• _WRITTEN TASK_
Extract from the listing each line in which the word "December" appears.
:: ENTRIES SHOWN
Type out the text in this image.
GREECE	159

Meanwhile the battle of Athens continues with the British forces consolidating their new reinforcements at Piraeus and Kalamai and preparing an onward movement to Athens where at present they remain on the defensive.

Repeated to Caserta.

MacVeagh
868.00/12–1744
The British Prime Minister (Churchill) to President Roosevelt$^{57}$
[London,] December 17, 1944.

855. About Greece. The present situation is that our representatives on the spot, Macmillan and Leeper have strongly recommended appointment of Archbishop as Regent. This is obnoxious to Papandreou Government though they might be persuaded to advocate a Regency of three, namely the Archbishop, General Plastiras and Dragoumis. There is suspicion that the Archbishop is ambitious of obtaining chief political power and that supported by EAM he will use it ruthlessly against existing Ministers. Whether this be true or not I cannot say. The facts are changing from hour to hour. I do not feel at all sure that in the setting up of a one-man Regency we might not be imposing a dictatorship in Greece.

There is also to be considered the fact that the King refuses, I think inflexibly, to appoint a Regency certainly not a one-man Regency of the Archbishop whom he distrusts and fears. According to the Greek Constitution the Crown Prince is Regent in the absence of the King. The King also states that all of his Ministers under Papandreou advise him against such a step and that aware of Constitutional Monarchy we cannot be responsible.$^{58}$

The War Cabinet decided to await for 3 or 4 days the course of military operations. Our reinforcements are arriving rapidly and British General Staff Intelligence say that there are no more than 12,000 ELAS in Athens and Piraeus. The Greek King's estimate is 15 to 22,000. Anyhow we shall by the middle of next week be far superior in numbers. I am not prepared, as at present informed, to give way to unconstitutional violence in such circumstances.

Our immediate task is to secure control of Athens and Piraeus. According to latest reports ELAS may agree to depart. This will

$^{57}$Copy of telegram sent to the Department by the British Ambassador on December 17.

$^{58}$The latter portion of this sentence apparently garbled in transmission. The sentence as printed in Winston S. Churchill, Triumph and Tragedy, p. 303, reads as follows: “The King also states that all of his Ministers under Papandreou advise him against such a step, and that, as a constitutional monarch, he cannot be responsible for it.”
::::
:: ENTRIES SHOWN
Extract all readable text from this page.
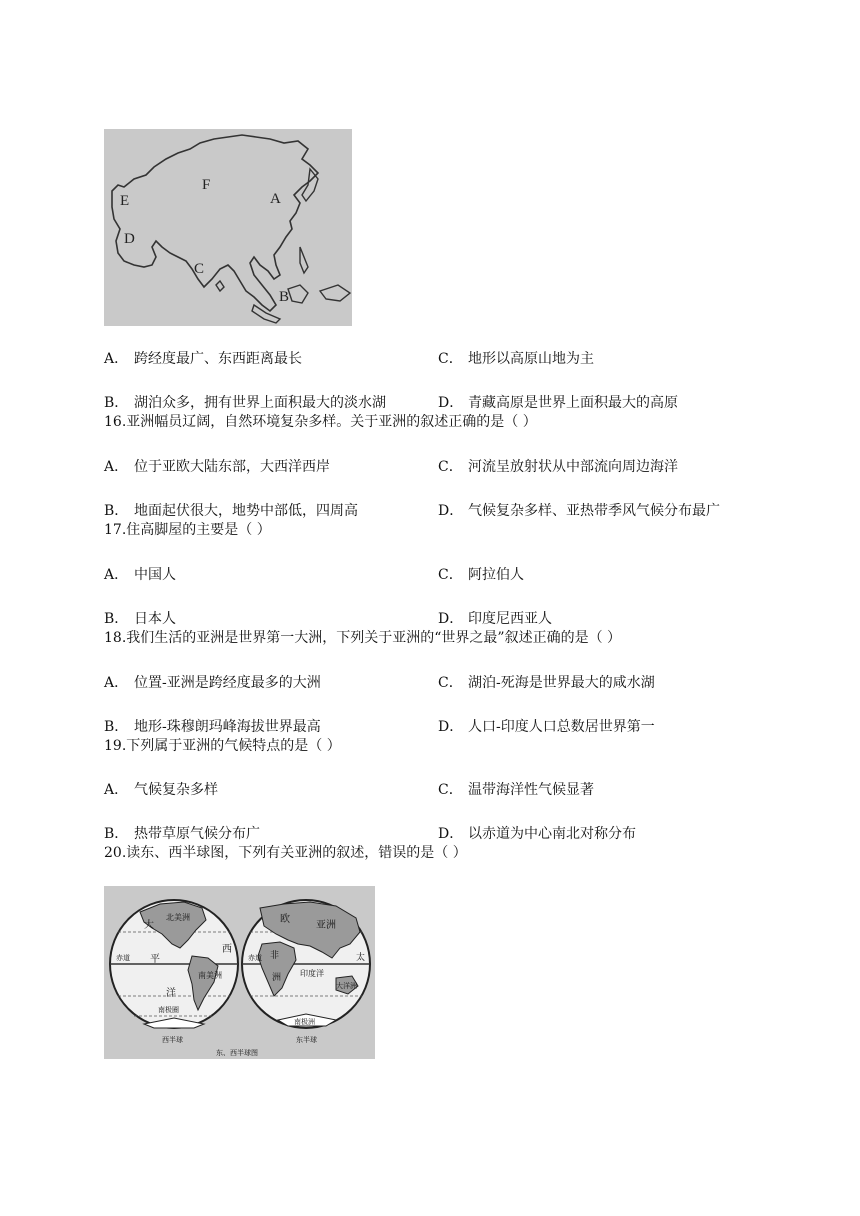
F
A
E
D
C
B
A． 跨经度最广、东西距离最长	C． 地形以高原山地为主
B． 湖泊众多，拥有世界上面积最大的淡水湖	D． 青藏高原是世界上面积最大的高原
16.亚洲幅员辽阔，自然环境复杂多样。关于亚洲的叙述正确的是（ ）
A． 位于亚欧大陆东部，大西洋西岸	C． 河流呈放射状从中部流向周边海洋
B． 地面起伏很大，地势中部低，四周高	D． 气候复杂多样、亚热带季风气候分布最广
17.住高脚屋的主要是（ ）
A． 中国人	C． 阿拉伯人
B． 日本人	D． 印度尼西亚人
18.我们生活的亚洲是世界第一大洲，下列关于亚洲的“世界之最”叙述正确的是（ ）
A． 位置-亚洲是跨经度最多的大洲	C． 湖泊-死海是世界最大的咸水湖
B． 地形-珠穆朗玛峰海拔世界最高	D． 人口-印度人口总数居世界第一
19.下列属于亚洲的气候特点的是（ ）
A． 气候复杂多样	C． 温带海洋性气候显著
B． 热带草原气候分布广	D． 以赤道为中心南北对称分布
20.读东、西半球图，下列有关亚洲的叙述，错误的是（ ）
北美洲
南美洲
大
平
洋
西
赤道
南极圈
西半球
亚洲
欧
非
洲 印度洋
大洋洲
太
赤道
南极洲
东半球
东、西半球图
::::
• _TASK OUTPUT_
[London,] December 17, 1944.
$^{57}$Copy of telegram sent to the Department by the British Ambassador on December 17.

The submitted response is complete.